#### Directive:
Leave out the pictures and repeat the rest of the material exactly.

Source records:

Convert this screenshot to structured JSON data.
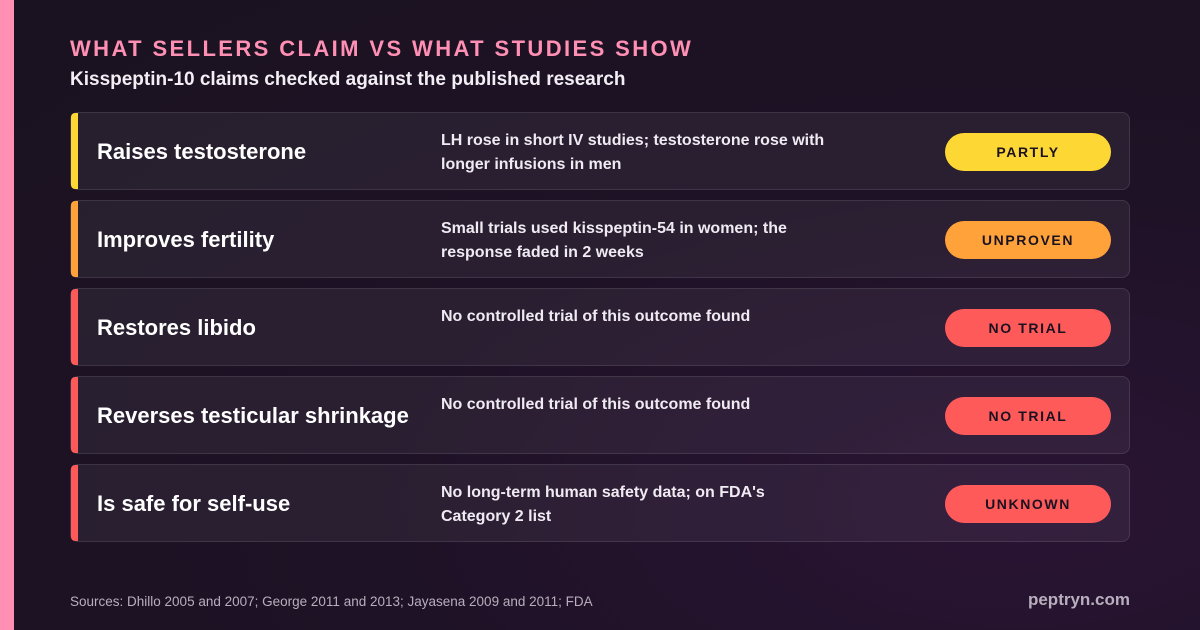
{
  "eyebrow": "WHAT SELLERS CLAIM VS WHAT STUDIES SHOW",
  "subtitle": "Kisspeptin-10 claims checked against the published research",
  "rows": [
    {
      "claim": "Raises testosterone",
      "finding": "LH rose in short IV studies; testosterone rose with longer infusions in men",
      "verdict": "PARTLY",
      "color": "#fdd835"
    },
    {
      "claim": "Improves fertility",
      "finding": "Small trials used kisspeptin-54 in women; the response faded in 2 weeks",
      "verdict": "UNPROVEN",
      "color": "#ffa23a"
    },
    {
      "claim": "Restores libido",
      "finding": "No controlled trial of this outcome found",
      "verdict": "NO TRIAL",
      "color": "#ff5a5a"
    },
    {
      "claim": "Reverses testicular shrinkage",
      "finding": "No controlled trial of this outcome found",
      "verdict": "NO TRIAL",
      "color": "#ff5a5a"
    },
    {
      "claim": "Is safe for self-use",
      "finding": "No long-term human safety data; on FDA's Category 2 list",
      "verdict": "UNKNOWN",
      "color": "#ff5a5a"
    }
  ],
  "sources": "Sources: Dhillo 2005 and 2007; George 2011 and 2013; Jayasena 2009 and 2011; FDA",
  "brand": "peptryn.com",
  "accent_color": "#ff8fb3"
}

#### Answer for this exercise:
Convert this screenshot to structured JSON data.
{
  "eyebrow": "WHAT SELLERS CLAIM VS WHAT STUDIES SHOW",
  "subtitle": "Kisspeptin-10 claims checked against the published research",
  "rows": [
    {
      "claim": "Raises testosterone",
      "finding": "LH rose in short IV studies; testosterone rose with longer infusions in men",
      "verdict": "PARTLY",
      "color": "#fdd835"
    },
    {
      "claim": "Improves fertility",
      "finding": "Small trials used kisspeptin-54 in women; the response faded in 2 weeks",
      "verdict": "UNPROVEN",
      "color": "#ffa23a"
    },
    {
      "claim": "Restores libido",
      "finding": "No controlled trial of this outcome found",
      "verdict": "NO TRIAL",
      "color": "#ff5a5a"
    },
    {
      "claim": "Reverses testicular shrinkage",
      "finding": "No controlled trial of this outcome found",
      "verdict": "NO TRIAL",
      "color": "#ff5a5a"
    },
    {
      "claim": "Is safe for self-use",
      "finding": "No long-term human safety data; on FDA's Category 2 list",
      "verdict": "UNKNOWN",
      "color": "#ff5a5a"
    }
  ],
  "sources": "Sources: Dhillo 2005 and 2007; George 2011 and 2013; Jayasena 2009 and 2011; FDA",
  "brand": "peptryn.com",
  "accent_color": "#ff8fb3"
}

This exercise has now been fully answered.